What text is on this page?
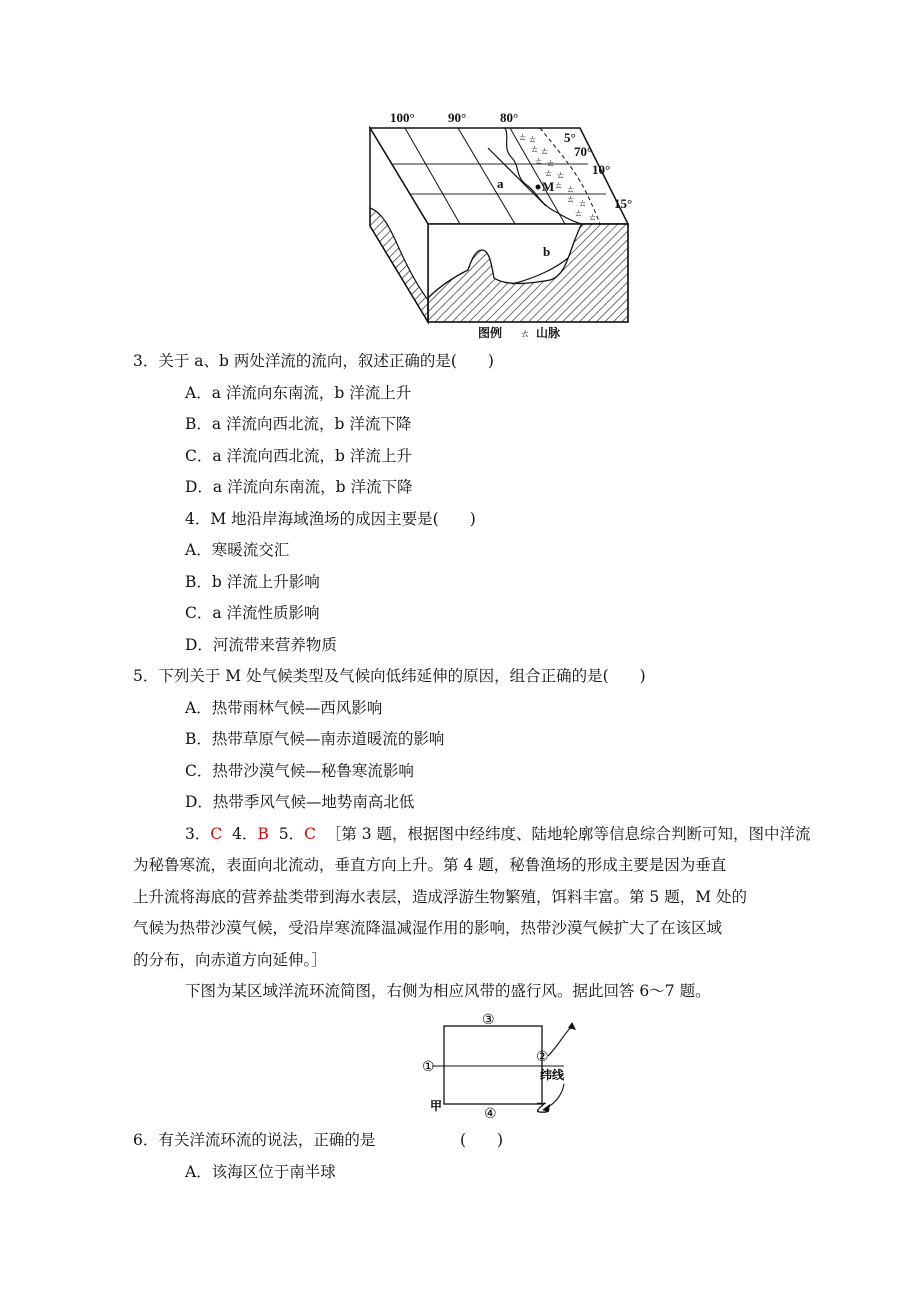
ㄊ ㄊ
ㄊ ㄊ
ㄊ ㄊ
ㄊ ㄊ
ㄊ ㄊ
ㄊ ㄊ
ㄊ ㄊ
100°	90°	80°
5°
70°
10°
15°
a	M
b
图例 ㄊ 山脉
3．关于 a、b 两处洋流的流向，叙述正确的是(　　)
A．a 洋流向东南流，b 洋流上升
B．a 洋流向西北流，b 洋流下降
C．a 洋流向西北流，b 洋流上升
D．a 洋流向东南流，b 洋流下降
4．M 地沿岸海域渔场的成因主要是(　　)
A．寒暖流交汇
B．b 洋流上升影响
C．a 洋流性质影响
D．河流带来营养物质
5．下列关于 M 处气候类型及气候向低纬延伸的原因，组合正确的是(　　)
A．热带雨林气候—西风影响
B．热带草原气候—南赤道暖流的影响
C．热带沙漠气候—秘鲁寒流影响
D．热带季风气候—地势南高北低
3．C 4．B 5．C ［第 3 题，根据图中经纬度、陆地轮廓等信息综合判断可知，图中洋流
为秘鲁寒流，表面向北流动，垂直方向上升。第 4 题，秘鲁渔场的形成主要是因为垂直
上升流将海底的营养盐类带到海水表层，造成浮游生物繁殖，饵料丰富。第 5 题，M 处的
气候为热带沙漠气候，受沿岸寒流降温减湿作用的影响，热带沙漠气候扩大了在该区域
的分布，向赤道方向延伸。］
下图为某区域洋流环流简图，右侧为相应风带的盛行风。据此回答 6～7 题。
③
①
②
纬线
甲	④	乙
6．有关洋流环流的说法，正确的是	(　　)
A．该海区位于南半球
_ _ _ _ _ _ _
# To be done
Give back the entries verbatim. Do not include any picture.

# Written solution
What text is on this page?
ㄊ ㄊ
ㄊ ㄊ
ㄊ ㄊ
ㄊ ㄊ
ㄊ ㄊ
ㄊ ㄊ
ㄊ ㄊ
100°	90°	80°
5°
70°
10°
15°
a	M
b
图例 ㄊ 山脉
3．关于 a、b 两处洋流的流向，叙述正确的是(　　)
A．a 洋流向东南流，b 洋流上升
B．a 洋流向西北流，b 洋流下降
C．a 洋流向西北流，b 洋流上升
D．a 洋流向东南流，b 洋流下降
4．M 地沿岸海域渔场的成因主要是(　　)
A．寒暖流交汇
B．b 洋流上升影响
C．a 洋流性质影响
D．河流带来营养物质
5．下列关于 M 处气候类型及气候向低纬延伸的原因，组合正确的是(　　)
A．热带雨林气候—西风影响
B．热带草原气候—南赤道暖流的影响
C．热带沙漠气候—秘鲁寒流影响
D．热带季风气候—地势南高北低
3．C 4．B 5．C ［第 3 题，根据图中经纬度、陆地轮廓等信息综合判断可知，图中洋流
为秘鲁寒流，表面向北流动，垂直方向上升。第 4 题，秘鲁渔场的形成主要是因为垂直
上升流将海底的营养盐类带到海水表层，造成浮游生物繁殖，饵料丰富。第 5 题，M 处的
气候为热带沙漠气候，受沿岸寒流降温减湿作用的影响，热带沙漠气候扩大了在该区域
的分布，向赤道方向延伸。］
下图为某区域洋流环流简图，右侧为相应风带的盛行风。据此回答 6～7 题。
③
①
②
纬线
甲	④	乙
6．有关洋流环流的说法，正确的是	(　　)
A．该海区位于南半球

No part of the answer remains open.